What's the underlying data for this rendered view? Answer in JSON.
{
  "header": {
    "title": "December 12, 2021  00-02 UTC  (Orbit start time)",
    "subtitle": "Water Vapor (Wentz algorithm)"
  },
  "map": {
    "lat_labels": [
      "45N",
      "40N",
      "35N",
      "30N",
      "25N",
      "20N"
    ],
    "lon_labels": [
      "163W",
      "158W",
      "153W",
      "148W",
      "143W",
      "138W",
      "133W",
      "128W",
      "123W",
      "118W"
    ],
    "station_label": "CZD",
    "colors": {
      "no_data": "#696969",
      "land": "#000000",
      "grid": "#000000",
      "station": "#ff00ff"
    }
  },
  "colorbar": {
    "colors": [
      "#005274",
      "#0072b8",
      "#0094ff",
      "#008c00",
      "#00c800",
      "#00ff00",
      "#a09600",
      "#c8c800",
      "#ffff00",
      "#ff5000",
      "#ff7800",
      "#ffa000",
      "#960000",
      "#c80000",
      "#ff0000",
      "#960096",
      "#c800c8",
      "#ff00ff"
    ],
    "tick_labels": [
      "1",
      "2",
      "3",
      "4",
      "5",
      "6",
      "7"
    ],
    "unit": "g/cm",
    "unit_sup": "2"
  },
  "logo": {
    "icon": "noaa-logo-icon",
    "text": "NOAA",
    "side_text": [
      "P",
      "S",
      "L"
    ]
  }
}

...

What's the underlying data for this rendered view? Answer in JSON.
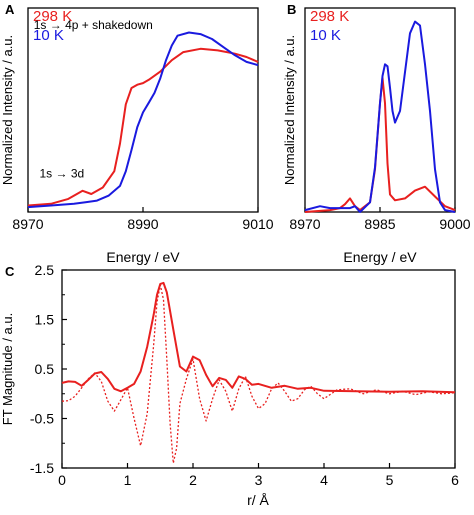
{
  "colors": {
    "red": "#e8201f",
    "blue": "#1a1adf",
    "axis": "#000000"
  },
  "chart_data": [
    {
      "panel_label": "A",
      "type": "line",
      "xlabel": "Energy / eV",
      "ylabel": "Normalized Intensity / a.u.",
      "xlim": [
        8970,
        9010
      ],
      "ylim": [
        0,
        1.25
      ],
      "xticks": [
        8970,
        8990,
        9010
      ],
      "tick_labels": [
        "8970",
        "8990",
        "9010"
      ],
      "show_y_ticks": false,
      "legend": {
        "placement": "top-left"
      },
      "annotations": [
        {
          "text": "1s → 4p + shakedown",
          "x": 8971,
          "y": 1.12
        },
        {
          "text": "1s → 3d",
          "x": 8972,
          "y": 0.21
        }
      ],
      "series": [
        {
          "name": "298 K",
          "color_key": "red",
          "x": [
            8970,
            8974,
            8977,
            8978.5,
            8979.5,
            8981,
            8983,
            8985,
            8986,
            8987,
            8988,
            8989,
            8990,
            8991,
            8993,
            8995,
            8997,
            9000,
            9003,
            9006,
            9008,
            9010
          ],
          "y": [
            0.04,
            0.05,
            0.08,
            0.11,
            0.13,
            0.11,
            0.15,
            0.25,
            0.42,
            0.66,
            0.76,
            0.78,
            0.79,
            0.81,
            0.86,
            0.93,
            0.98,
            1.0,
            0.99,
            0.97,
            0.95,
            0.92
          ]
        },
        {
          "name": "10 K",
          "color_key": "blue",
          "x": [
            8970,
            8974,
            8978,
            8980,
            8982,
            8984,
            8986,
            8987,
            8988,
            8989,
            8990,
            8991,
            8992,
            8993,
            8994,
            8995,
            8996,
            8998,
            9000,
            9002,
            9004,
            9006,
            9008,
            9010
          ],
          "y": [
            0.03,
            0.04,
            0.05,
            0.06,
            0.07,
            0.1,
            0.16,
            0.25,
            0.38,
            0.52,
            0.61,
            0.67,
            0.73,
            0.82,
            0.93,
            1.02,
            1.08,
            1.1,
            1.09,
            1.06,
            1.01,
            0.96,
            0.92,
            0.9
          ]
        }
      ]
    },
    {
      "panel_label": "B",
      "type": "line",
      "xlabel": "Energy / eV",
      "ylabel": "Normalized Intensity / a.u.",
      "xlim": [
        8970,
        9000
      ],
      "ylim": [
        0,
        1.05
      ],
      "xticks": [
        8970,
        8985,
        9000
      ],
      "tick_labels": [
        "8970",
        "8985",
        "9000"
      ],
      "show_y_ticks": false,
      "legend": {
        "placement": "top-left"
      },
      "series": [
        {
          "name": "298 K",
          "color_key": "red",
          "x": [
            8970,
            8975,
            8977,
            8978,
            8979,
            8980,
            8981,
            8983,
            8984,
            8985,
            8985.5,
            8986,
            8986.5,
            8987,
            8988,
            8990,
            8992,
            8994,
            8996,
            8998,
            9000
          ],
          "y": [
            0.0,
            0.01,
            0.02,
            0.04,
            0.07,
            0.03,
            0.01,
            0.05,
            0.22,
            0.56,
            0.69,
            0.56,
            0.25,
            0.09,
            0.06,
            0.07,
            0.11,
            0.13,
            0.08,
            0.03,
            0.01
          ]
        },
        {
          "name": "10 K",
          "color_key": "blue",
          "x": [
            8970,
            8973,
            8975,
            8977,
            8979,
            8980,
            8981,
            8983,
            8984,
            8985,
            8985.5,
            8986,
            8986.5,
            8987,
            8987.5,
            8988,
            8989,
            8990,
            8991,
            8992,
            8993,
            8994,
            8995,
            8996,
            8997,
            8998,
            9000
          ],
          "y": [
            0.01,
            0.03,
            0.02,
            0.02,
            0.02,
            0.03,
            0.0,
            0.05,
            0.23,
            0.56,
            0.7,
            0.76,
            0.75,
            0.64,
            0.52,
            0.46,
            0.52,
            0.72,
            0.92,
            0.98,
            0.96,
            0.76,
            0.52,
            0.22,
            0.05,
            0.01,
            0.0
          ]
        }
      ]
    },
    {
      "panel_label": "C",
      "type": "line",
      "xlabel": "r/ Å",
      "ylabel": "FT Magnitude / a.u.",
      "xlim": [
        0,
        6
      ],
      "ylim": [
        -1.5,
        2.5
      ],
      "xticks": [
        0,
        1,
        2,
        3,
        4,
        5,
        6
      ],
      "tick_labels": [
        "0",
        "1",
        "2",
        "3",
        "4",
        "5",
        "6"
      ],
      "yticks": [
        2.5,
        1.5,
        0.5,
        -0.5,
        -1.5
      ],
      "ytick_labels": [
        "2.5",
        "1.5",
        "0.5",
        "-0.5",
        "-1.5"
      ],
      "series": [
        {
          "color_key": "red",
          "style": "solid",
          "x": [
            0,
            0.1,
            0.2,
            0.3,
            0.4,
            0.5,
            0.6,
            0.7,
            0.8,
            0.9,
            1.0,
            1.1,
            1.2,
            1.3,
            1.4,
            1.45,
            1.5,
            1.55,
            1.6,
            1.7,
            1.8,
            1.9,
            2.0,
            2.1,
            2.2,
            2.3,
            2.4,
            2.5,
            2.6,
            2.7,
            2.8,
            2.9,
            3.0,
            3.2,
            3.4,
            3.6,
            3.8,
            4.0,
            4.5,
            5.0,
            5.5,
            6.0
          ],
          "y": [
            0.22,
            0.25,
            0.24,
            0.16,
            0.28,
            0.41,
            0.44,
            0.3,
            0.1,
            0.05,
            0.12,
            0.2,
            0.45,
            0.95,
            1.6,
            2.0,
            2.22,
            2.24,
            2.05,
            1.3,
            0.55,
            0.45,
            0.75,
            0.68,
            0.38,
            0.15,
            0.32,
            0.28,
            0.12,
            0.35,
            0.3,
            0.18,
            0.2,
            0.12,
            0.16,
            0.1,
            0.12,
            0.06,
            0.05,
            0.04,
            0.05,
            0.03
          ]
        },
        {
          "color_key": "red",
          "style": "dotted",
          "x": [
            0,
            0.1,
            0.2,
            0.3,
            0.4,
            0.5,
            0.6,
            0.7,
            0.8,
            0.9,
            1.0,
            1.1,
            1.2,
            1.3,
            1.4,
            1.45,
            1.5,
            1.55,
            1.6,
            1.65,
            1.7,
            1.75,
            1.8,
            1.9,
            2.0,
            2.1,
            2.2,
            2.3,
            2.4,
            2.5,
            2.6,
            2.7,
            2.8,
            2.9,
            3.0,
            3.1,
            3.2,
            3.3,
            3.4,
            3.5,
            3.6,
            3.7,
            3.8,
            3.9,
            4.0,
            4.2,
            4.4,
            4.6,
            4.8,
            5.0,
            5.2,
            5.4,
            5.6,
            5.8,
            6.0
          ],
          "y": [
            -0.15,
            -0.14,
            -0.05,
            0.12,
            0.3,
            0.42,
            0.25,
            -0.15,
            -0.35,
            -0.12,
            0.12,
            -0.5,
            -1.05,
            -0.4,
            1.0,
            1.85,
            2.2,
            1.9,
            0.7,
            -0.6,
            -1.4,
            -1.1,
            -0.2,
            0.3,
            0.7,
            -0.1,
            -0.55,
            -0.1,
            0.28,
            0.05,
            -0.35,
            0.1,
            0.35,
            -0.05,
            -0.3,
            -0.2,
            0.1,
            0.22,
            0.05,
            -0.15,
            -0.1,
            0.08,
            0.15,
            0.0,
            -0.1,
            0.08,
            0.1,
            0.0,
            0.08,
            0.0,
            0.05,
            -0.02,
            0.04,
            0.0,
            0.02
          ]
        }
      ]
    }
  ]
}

==

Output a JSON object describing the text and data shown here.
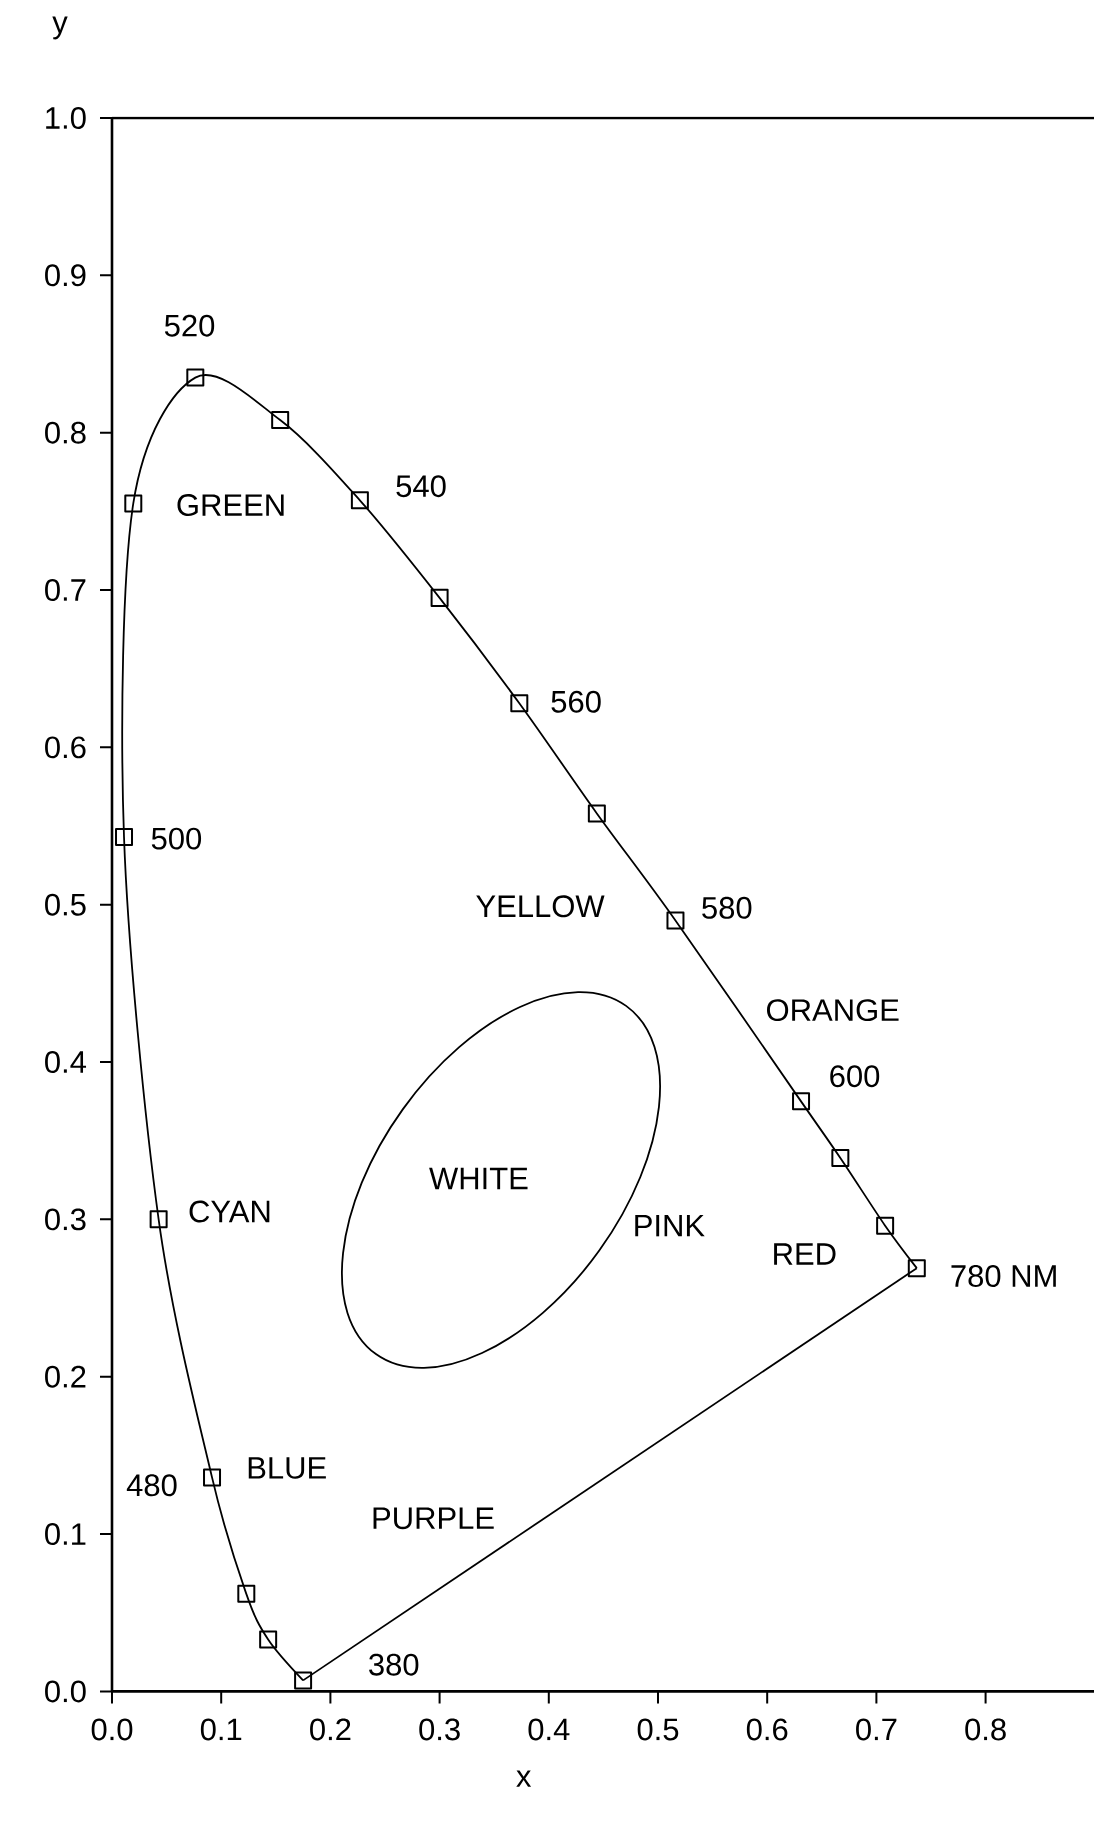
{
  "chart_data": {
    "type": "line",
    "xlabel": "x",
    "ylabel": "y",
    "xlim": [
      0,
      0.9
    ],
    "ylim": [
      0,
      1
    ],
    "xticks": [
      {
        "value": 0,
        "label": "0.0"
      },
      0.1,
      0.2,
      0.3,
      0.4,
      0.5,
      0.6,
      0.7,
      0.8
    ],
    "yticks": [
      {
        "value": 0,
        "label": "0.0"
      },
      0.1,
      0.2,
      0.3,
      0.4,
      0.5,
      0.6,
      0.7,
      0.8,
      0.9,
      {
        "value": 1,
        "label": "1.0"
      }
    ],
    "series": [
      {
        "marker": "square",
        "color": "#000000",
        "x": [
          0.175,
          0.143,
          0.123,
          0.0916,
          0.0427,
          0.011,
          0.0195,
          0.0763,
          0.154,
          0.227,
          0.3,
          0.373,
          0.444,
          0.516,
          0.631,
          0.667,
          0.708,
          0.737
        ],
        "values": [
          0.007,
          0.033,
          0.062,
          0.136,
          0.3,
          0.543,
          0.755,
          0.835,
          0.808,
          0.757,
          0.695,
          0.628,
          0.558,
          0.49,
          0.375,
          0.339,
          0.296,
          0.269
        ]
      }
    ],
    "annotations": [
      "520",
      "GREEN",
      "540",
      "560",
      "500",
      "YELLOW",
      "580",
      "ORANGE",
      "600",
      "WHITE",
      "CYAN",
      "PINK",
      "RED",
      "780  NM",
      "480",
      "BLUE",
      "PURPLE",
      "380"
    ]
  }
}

YOUR GOAL -
Copy every line above in which the string "ylabel" shows up.

TASK OUTPUT -
      "ylabel": "Normalized Intensity / a.u.",
      "ylabel": "Normalized Intensity / a.u.",
      "ylabel": "FT Magnitude / a.u.",
    "ylabel": "y",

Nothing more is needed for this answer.